Can you print the data exactly and leave out each image?

## ENTRIES SUPPLIED
-- -- --

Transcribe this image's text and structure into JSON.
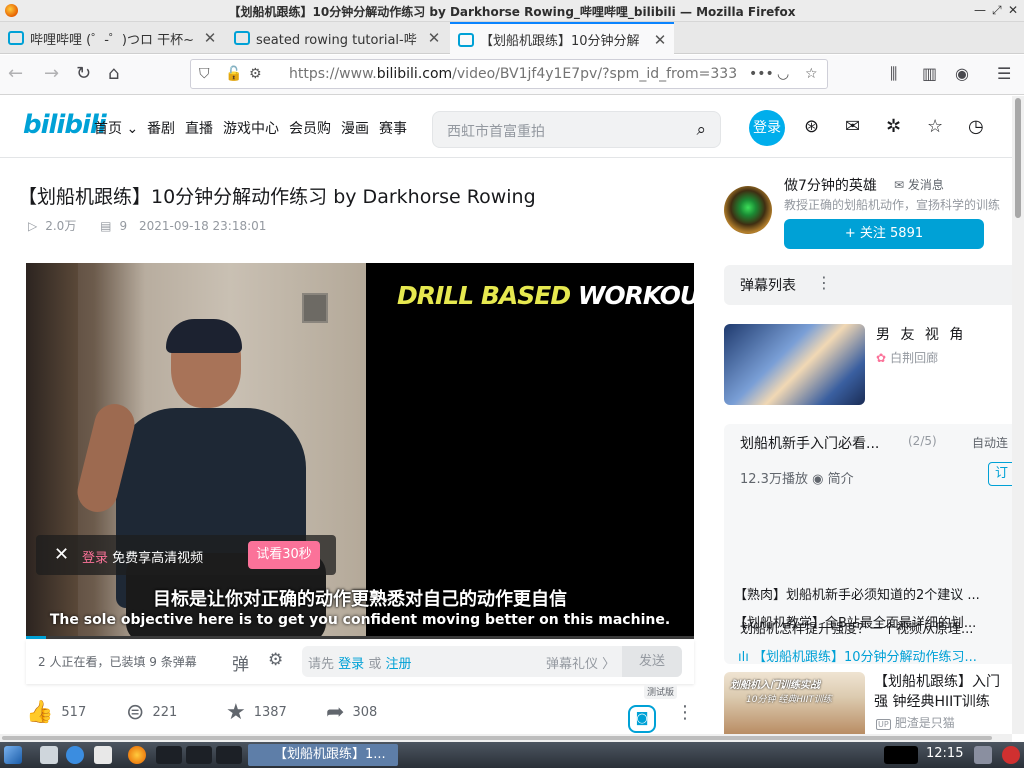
{
  "window": {
    "title": "【划船机跟练】10分钟分解动作练习 by Darkhorse Rowing_哔哩哔哩_bilibili — Mozilla Firefox"
  },
  "tabs": [
    {
      "label": "哔哩哔哩 (゜-゜)つロ 干杯~"
    },
    {
      "label": "seated rowing tutorial-哔"
    },
    {
      "label": "【划船机跟练】10分钟分解"
    }
  ],
  "browser": {
    "url_prefix": "https://www.",
    "url_domain": "bilibili.com",
    "url_suffix": "/video/BV1jf4y1E7pv/?spm_id_from=333"
  },
  "site": {
    "logo": "bilibili",
    "nav": [
      "首页",
      "番剧",
      "直播",
      "游戏中心",
      "会员购",
      "漫画",
      "赛事"
    ],
    "search_placeholder": "西虹市首富重拍",
    "login": "登录"
  },
  "video": {
    "title": "【划船机跟练】10分钟分解动作练习 by Darkhorse Rowing",
    "views": "2.0万",
    "danmaku_count": "9",
    "date": "2021-09-18 23:18:01",
    "banner_left": "DRILL BASED",
    "banner_right": "WORKOUT",
    "subtitle_cn": "目标是让你对正确的动作更熟悉对自己的动作更自信",
    "subtitle_en": "The sole objective here is to get you confident moving better on this machine.",
    "progress_fraction": 0.03,
    "login_popup": {
      "login": "登录",
      "text": "免费享高清视频",
      "trial": "试看30秒"
    }
  },
  "danmaku_bar": {
    "watching": "2 人正在看，已装填 9 条弹幕",
    "placeholder_prefix": "请先",
    "login": "登录",
    "or": "或",
    "register": "注册",
    "gift": "弹幕礼仪 〉",
    "send": "发送"
  },
  "actions": {
    "like": "517",
    "coin": "221",
    "fav": "1387",
    "share": "308",
    "test_tag": "测试版"
  },
  "uploader": {
    "name": "做7分钟的英雄",
    "message": "发消息",
    "description": "教授正确的划船机动作，宣扬科学的训练",
    "follow": "+ 关注 5891"
  },
  "sidebar": {
    "danmaku_list": "弹幕列表",
    "ad": {
      "title": "男 友 视 角",
      "source": "白荆回廊"
    },
    "collection": {
      "title": "划船机新手入门必看...",
      "position": "(2/5)",
      "autoplay": "自动连",
      "stats": "12.3万播放",
      "intro": "简介",
      "subscribe": "订",
      "items": [
        "【划船机教学】全B站最全面最详细的划...",
        "【划船机跟练】10分钟分解动作练习...",
        "【熟肉】划船机新手必须知道的2个建议 ...",
        "划船机怎样提升强度？一个视频从原理..."
      ]
    },
    "recommend": {
      "title": "【划船机跟练】入门强 钟经典HIIT训练",
      "thumb_caption": "划船机入门训练实战",
      "thumb_sub": "10分钟 经典HIIT训练",
      "up": "肥渣是只猫"
    }
  },
  "taskbar": {
    "task": "【划船机跟练】1...",
    "clock": "12:15"
  }
}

-- -- --

## TASK ANSWER
Transcribe this image's text and structure into JSON.
{
  "window": {
    "title": "【划船机跟练】10分钟分解动作练习 by Darkhorse Rowing_哔哩哔哩_bilibili — Mozilla Firefox"
  },
  "tabs": [
    {
      "label": "哔哩哔哩 (゜-゜)つロ 干杯~"
    },
    {
      "label": "seated rowing tutorial-哔"
    },
    {
      "label": "【划船机跟练】10分钟分解"
    }
  ],
  "browser": {
    "url_prefix": "https://www.",
    "url_domain": "bilibili.com",
    "url_suffix": "/video/BV1jf4y1E7pv/?spm_id_from=333"
  },
  "site": {
    "logo": "bilibili",
    "nav": [
      "首页",
      "番剧",
      "直播",
      "游戏中心",
      "会员购",
      "漫画",
      "赛事"
    ],
    "search_placeholder": "西虹市首富重拍",
    "login": "登录"
  },
  "video": {
    "title": "【划船机跟练】10分钟分解动作练习 by Darkhorse Rowing",
    "views": "2.0万",
    "danmaku_count": "9",
    "date": "2021-09-18 23:18:01",
    "banner_left": "DRILL BASED",
    "banner_right": "WORKOUT",
    "subtitle_cn": "目标是让你对正确的动作更熟悉对自己的动作更自信",
    "subtitle_en": "The sole objective here is to get you confident moving better on this machine.",
    "progress_fraction": 0.03,
    "login_popup": {
      "login": "登录",
      "text": "免费享高清视频",
      "trial": "试看30秒"
    }
  },
  "danmaku_bar": {
    "watching": "2 人正在看，已装填 9 条弹幕",
    "placeholder_prefix": "请先",
    "login": "登录",
    "or": "或",
    "register": "注册",
    "gift": "弹幕礼仪 〉",
    "send": "发送"
  },
  "actions": {
    "like": "517",
    "coin": "221",
    "fav": "1387",
    "share": "308",
    "test_tag": "测试版"
  },
  "uploader": {
    "name": "做7分钟的英雄",
    "message": "发消息",
    "description": "教授正确的划船机动作，宣扬科学的训练",
    "follow": "+ 关注 5891"
  },
  "sidebar": {
    "danmaku_list": "弹幕列表",
    "ad": {
      "title": "男 友 视 角",
      "source": "白荆回廊"
    },
    "collection": {
      "title": "划船机新手入门必看...",
      "position": "(2/5)",
      "autoplay": "自动连",
      "stats": "12.3万播放",
      "intro": "简介",
      "subscribe": "订",
      "items": [
        "【划船机教学】全B站最全面最详细的划...",
        "【划船机跟练】10分钟分解动作练习...",
        "【熟肉】划船机新手必须知道的2个建议 ...",
        "划船机怎样提升强度？一个视频从原理..."
      ]
    },
    "recommend": {
      "title": "【划船机跟练】入门强 钟经典HIIT训练",
      "thumb_caption": "划船机入门训练实战",
      "thumb_sub": "10分钟 经典HIIT训练",
      "up": "肥渣是只猫"
    }
  },
  "taskbar": {
    "task": "【划船机跟练】1...",
    "clock": "12:15"
  }
}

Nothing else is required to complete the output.